Énoncé: D'après la fiche du roman Le bouffon de la couronne, expliquez en une à trois phrases pourquoi le roi nomme Sebrain « bouffon ».

Extrait de page:
+===+

Fantasy

Le bouffon de la couronne, tome 1

Titre : Le bouffon de la couronne
Cycle/Série : Le bouffon de la couronne, tome 1
Auteur/Autrice : Thibault Lafargue
Éditeur : ActuSF
Date de publication : 2025 (mars)

Synopsis : Il en faut des hasards du destin pour que Sebrain, jeune homme dédié à la religion du Triste, devienne Tirelangue, le bouffon du château de Belle-la-Ménure. Suite à une terrible maladresse lors d’une rencontre diplomatique, il se voit nommé « bouffon » par le roi afin d’éviter un désastre. Ce mensonge le propulse au cœur des intrigues de la cour, où il découvrira à ses dépens la règle d’or du métier : un bouffon qui ne fait pas rire est un bouffon en danger…

Un bouffon est en dessous du peuple mais au-dessus du roi. Amuse le roi et tu amuseras la cour.

+===+

Données:
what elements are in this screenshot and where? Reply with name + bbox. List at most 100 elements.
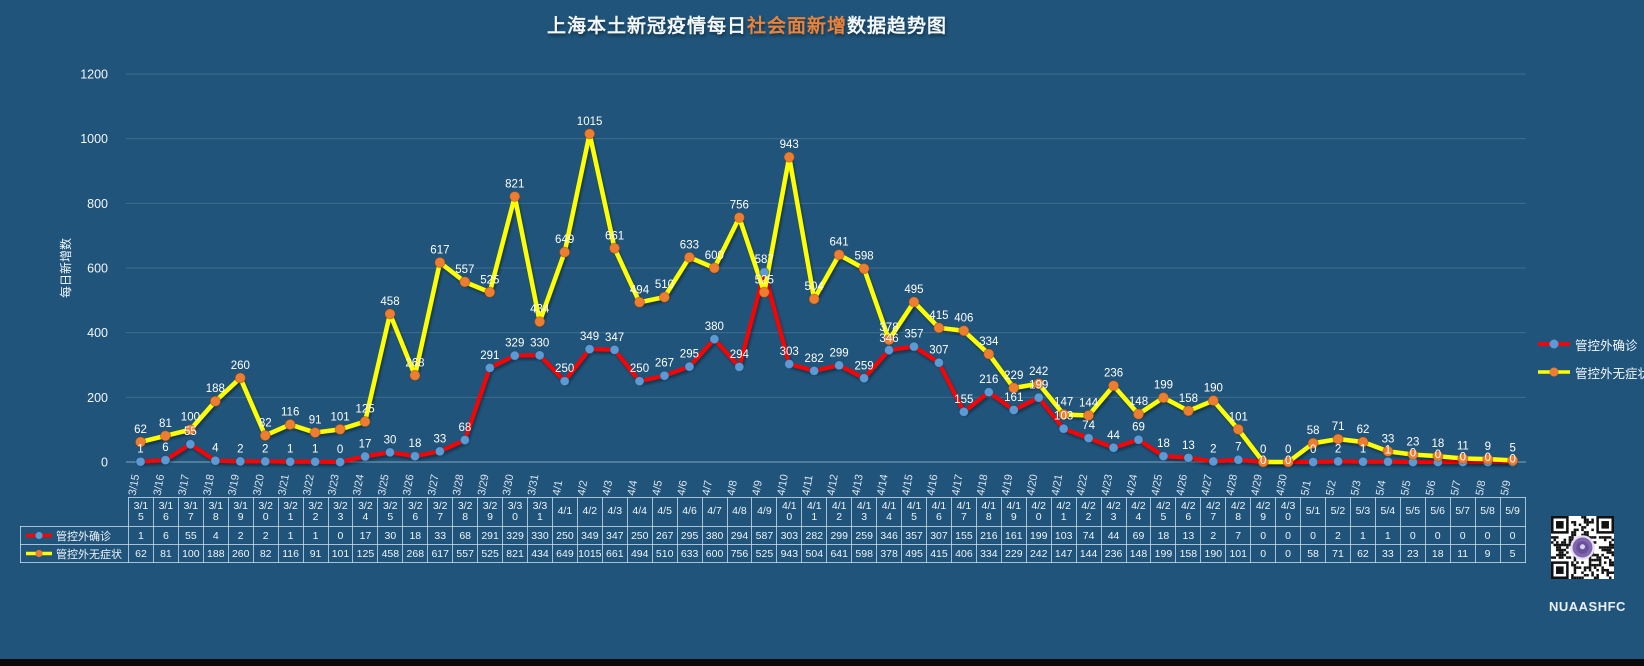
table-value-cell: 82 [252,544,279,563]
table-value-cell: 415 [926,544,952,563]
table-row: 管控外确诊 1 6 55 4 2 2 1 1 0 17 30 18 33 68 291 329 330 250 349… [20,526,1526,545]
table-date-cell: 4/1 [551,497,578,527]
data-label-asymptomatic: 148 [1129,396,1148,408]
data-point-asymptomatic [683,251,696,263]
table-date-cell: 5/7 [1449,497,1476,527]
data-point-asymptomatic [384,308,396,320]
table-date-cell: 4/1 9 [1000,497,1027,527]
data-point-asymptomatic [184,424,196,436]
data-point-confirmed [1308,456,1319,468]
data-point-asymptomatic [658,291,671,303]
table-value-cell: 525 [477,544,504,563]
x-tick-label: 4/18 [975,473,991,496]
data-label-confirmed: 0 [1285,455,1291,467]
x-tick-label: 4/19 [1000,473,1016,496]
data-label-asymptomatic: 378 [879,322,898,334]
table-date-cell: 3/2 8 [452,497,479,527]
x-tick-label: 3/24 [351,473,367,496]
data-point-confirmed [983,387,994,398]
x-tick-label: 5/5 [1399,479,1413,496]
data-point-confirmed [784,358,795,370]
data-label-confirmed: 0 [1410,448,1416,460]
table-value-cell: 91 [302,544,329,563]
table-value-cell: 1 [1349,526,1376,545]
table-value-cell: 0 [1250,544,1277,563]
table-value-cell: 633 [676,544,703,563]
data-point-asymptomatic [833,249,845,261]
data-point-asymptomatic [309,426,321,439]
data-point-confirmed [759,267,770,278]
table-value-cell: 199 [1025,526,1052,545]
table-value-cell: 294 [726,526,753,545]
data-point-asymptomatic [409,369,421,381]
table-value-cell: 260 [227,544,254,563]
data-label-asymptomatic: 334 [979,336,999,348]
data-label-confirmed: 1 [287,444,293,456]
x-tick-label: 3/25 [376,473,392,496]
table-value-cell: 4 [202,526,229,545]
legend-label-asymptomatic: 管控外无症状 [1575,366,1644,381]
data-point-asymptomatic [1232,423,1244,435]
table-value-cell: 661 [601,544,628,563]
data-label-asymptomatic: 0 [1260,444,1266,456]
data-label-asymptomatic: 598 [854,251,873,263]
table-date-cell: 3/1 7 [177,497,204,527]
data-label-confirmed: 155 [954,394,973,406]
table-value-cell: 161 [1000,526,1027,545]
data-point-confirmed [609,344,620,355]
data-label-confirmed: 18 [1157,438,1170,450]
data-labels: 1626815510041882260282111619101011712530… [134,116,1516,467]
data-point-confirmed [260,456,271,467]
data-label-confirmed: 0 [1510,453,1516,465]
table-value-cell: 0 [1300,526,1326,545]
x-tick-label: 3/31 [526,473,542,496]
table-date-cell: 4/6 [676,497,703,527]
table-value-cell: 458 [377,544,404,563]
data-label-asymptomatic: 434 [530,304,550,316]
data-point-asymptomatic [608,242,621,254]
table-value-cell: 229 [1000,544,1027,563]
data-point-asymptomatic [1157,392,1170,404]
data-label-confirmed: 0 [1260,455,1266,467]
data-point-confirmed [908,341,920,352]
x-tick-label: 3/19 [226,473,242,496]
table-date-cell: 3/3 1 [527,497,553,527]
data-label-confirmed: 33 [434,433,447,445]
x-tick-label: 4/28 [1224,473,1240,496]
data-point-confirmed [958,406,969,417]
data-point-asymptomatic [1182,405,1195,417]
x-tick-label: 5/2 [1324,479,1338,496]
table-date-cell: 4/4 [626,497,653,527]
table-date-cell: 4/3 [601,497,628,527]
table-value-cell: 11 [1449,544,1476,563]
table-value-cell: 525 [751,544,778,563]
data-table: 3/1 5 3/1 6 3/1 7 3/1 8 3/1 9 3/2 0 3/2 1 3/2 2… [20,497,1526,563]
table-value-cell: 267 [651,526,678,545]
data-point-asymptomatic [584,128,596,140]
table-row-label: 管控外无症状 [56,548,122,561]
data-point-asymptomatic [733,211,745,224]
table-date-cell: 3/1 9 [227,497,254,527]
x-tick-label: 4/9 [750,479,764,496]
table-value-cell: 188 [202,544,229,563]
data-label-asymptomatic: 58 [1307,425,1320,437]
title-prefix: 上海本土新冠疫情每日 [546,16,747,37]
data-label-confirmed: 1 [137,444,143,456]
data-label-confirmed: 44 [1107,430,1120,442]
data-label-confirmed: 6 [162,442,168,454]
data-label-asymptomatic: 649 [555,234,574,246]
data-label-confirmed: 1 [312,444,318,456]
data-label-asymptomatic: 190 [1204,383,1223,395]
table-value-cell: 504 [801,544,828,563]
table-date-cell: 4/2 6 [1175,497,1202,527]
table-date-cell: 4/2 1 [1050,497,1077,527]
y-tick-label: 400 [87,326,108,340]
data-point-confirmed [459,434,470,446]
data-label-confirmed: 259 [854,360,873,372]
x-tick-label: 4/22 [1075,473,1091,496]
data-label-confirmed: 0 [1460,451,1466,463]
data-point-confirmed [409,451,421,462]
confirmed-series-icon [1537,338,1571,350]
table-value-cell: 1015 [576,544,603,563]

+===+

Réponse complète: Sebrain a commis une terrible maladresse lors d'une rencontre diplomatique. Pour éviter un désastre, le roi le nomme alors « bouffon ».